■ **Exercise prompt**: Locate the lines that hold the string "background". Copy every such line.
[start of Data records]
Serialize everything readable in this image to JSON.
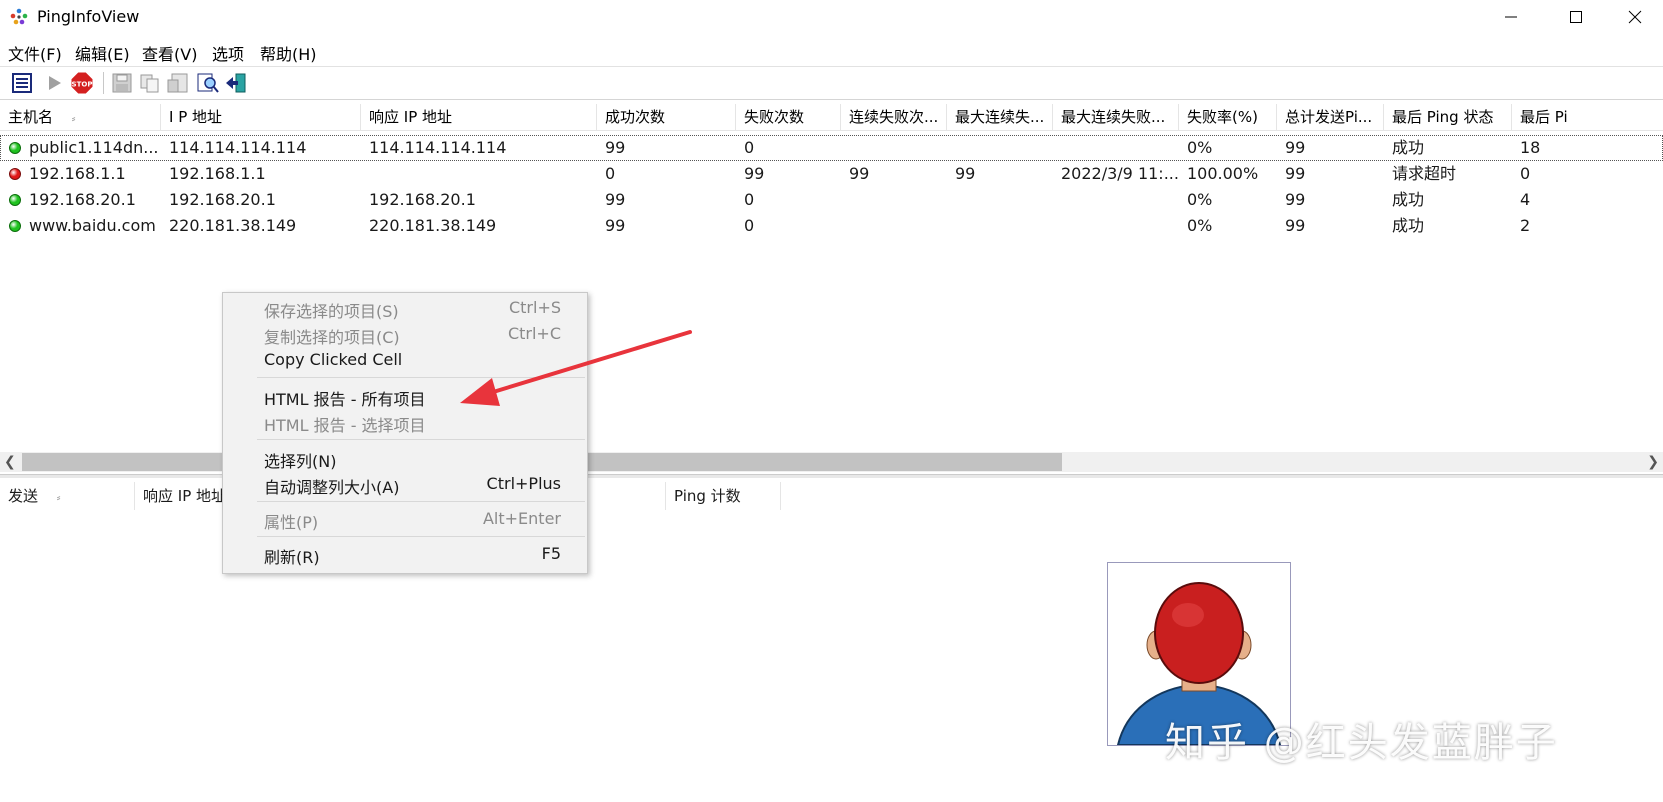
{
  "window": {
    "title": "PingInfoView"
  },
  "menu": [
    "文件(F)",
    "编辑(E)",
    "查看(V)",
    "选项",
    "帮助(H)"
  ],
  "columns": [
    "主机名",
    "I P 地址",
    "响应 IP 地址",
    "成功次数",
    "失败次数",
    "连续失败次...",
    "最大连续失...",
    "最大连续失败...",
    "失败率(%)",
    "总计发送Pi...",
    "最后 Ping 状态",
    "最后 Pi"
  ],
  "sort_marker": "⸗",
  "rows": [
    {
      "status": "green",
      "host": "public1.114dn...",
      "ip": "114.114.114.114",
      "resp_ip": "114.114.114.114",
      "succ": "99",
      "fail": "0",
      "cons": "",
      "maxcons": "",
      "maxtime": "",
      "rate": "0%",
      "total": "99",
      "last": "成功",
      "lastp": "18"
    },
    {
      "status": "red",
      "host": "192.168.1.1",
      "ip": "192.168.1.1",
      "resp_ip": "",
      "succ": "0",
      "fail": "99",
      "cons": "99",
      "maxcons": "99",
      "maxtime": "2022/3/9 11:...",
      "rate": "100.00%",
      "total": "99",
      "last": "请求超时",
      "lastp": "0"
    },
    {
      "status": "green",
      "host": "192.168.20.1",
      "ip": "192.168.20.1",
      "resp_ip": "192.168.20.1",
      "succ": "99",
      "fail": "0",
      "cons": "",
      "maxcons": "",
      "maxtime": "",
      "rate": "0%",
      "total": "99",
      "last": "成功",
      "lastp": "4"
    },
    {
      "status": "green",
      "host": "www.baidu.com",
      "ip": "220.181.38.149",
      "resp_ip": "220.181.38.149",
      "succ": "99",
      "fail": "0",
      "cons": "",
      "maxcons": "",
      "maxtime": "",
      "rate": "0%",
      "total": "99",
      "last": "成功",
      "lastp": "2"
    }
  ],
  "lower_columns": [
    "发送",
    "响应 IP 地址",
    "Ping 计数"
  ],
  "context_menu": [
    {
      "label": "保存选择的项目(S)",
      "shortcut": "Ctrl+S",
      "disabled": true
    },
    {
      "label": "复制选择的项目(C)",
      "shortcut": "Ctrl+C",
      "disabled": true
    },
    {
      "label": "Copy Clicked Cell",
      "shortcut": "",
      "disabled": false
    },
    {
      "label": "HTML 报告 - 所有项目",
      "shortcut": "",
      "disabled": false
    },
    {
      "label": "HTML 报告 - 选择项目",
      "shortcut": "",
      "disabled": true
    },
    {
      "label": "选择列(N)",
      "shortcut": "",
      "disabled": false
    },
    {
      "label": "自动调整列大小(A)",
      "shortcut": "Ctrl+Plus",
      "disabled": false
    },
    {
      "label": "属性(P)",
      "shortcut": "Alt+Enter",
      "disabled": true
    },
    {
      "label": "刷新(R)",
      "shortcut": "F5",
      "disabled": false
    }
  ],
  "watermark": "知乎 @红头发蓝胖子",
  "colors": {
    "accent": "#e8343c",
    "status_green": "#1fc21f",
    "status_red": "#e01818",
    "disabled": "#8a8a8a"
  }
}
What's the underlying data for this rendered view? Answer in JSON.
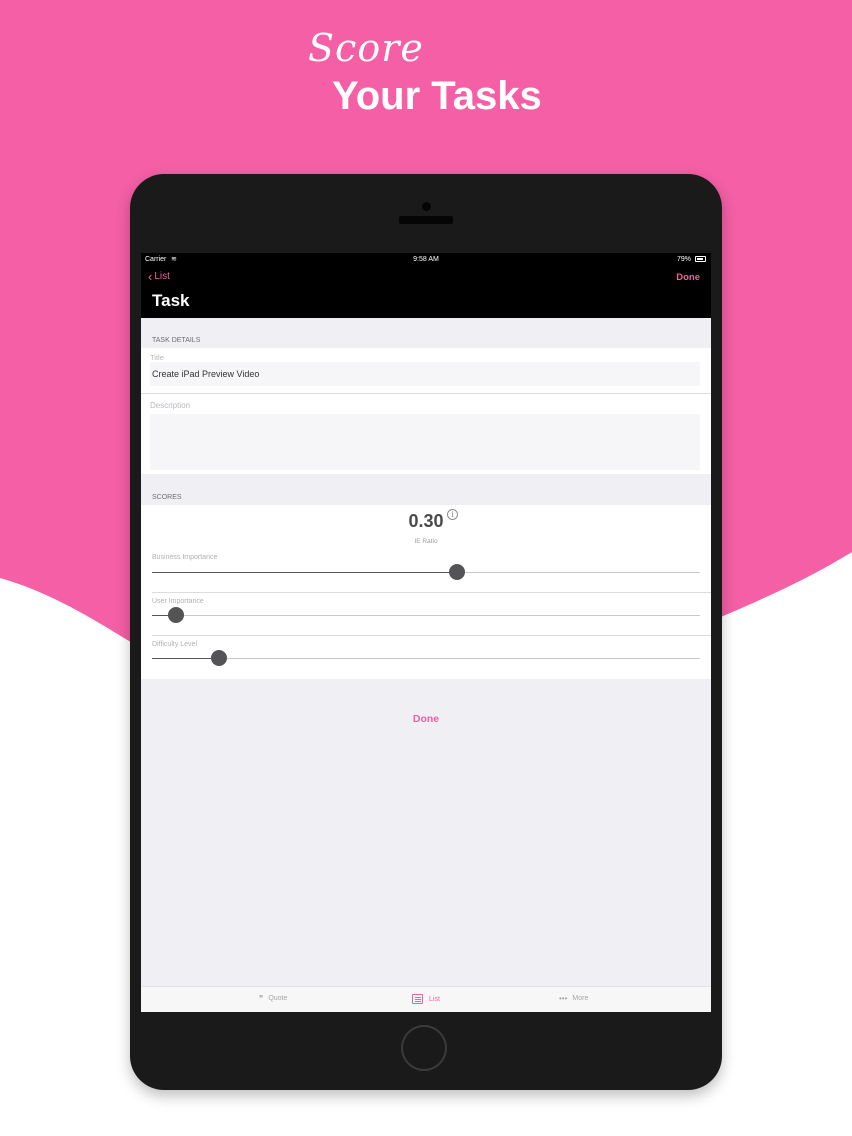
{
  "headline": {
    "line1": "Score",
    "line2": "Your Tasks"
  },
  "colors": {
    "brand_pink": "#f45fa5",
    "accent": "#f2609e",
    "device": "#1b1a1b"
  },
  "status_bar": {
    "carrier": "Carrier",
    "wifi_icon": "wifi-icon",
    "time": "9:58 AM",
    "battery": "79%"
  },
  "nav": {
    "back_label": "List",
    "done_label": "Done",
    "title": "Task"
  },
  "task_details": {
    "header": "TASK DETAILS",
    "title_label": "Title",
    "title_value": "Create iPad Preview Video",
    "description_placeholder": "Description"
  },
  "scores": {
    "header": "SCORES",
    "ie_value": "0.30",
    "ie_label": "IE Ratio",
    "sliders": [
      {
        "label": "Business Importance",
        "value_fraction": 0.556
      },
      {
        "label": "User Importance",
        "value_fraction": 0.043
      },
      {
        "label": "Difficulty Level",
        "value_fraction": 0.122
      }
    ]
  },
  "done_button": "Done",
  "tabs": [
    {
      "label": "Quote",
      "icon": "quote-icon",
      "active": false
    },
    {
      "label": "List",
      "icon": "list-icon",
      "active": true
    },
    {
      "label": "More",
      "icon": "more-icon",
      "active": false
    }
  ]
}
[end of Data records]
[start of Data records]
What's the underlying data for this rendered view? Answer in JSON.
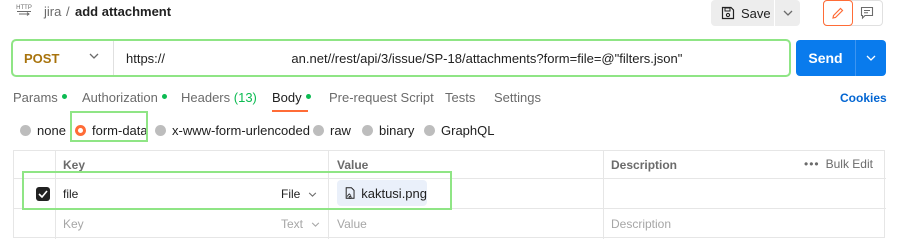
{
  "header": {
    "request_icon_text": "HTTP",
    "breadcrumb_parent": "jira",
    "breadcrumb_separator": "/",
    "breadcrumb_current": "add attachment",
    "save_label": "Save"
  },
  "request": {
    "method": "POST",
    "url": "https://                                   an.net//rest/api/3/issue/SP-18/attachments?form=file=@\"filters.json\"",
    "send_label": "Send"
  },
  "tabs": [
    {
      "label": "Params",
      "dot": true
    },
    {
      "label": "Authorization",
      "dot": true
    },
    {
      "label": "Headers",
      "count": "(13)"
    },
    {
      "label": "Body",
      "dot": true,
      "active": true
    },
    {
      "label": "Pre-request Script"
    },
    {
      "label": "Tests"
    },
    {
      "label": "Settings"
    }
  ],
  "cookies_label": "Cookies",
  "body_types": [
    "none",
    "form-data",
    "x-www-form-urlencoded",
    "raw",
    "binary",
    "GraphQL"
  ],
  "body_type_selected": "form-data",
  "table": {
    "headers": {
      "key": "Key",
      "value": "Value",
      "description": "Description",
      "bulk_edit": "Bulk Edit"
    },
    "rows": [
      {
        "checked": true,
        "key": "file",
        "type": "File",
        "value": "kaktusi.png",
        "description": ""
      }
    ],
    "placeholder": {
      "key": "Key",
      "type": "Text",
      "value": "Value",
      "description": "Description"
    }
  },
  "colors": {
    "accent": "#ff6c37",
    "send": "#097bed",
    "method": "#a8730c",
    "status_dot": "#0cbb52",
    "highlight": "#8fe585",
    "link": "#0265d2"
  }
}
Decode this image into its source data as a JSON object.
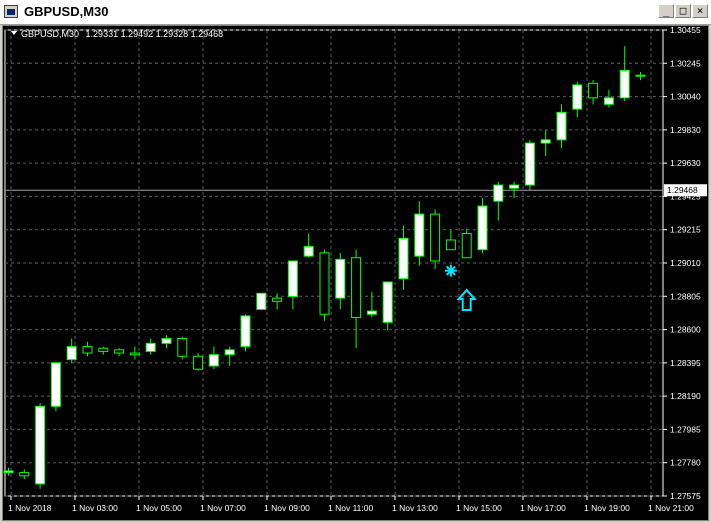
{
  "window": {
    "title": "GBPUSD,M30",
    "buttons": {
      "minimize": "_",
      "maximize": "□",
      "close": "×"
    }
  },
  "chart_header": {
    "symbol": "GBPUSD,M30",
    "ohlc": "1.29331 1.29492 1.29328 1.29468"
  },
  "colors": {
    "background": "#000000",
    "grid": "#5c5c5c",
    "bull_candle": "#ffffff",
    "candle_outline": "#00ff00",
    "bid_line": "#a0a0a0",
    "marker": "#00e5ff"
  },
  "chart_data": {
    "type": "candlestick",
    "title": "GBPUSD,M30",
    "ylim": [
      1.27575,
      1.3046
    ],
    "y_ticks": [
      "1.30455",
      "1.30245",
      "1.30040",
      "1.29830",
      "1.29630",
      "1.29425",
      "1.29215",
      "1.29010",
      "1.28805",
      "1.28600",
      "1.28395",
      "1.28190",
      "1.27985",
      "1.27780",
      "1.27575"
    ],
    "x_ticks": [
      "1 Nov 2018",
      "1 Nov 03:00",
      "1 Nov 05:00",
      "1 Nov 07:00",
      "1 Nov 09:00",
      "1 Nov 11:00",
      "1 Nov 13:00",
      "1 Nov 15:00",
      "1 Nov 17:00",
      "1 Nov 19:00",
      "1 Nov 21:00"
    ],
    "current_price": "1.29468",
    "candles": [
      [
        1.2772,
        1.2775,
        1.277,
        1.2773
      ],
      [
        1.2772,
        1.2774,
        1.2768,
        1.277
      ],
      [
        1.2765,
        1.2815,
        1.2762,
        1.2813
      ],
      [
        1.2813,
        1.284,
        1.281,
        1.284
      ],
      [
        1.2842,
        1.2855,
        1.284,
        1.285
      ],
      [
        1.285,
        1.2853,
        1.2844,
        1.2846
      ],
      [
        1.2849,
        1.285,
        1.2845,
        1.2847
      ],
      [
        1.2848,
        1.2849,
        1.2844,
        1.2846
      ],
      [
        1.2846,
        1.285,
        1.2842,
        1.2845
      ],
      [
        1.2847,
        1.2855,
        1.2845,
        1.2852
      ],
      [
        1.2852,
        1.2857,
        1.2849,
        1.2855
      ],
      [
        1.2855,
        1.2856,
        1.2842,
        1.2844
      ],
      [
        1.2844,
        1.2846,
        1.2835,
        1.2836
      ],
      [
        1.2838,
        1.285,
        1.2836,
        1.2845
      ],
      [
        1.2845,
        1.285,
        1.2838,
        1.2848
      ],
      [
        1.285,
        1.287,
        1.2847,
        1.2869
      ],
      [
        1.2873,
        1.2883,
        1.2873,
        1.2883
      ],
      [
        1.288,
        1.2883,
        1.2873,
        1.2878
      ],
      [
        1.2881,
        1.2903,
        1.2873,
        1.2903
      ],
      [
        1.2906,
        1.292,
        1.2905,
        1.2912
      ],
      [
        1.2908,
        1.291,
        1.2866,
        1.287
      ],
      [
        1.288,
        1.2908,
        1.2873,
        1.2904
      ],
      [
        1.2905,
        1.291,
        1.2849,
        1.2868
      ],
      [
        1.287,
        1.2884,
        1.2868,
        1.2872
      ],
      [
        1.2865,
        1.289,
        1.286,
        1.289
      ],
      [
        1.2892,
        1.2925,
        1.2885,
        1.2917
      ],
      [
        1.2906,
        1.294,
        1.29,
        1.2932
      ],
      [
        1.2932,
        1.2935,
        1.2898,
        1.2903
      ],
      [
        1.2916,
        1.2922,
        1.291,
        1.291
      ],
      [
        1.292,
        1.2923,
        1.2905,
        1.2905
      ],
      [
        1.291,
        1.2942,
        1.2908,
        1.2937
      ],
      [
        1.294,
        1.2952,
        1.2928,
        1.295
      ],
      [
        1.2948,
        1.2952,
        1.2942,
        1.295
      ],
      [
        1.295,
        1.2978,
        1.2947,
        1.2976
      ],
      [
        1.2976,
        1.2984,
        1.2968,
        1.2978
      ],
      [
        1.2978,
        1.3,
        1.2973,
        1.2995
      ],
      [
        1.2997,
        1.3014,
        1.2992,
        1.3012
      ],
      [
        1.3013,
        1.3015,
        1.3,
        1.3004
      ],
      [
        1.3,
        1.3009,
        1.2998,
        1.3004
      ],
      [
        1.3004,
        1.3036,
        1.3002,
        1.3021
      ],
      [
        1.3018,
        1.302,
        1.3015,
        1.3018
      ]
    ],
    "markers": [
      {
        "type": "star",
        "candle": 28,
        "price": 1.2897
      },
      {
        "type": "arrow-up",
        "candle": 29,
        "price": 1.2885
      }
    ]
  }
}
[end of Data records]
[start of Data records]
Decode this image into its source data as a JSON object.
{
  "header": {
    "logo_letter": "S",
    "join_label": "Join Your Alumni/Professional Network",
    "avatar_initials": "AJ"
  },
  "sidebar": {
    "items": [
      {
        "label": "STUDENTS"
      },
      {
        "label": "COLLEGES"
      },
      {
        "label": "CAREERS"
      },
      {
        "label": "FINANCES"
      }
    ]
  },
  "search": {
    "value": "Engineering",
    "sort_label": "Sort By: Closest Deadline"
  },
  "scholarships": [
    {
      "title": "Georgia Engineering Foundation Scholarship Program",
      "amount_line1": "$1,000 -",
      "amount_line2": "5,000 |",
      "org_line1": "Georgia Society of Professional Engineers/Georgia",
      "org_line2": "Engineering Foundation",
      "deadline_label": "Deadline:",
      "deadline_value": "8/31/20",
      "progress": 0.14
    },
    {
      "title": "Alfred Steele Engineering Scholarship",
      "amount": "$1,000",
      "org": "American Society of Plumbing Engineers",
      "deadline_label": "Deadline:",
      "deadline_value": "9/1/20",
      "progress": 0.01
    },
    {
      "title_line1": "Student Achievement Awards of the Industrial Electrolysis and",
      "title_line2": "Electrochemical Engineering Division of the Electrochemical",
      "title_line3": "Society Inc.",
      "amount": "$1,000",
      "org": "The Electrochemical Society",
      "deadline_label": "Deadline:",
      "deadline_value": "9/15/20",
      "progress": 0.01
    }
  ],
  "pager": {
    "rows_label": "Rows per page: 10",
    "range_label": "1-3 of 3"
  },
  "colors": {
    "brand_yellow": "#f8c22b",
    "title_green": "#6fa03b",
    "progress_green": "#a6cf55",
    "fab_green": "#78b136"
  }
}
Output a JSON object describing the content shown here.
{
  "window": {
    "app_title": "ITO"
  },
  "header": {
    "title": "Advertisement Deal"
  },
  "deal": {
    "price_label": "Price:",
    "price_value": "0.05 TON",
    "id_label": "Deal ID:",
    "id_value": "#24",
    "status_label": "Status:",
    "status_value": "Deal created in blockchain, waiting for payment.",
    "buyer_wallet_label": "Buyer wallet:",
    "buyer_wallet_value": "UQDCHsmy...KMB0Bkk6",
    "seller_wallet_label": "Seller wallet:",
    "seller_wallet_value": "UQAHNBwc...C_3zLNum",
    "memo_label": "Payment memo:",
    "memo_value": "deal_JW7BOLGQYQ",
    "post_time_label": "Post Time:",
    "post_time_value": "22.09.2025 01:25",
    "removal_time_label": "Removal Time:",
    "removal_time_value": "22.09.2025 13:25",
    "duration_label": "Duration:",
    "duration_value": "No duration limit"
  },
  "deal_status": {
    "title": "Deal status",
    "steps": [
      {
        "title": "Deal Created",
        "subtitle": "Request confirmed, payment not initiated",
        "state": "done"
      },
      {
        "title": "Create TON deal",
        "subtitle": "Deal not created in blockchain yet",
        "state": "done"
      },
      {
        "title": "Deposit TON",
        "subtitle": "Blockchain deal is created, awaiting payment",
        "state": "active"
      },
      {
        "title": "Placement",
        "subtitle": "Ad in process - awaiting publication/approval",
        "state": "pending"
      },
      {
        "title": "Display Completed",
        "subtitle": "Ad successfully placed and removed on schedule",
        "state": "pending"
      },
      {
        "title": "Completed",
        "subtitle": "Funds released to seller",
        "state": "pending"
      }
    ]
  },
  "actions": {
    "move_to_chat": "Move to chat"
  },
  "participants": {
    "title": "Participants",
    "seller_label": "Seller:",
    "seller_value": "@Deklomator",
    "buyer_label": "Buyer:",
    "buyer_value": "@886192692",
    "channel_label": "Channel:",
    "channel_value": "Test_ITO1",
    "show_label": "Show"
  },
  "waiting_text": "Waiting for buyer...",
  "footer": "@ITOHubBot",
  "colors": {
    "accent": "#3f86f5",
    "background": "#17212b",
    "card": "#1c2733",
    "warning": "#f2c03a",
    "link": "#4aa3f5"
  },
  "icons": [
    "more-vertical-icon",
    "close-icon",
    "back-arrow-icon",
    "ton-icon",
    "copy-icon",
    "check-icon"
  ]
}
[end of Data records]
■ **Response for this exercise**:
    "background": "#000000",
    "background": "#17212b",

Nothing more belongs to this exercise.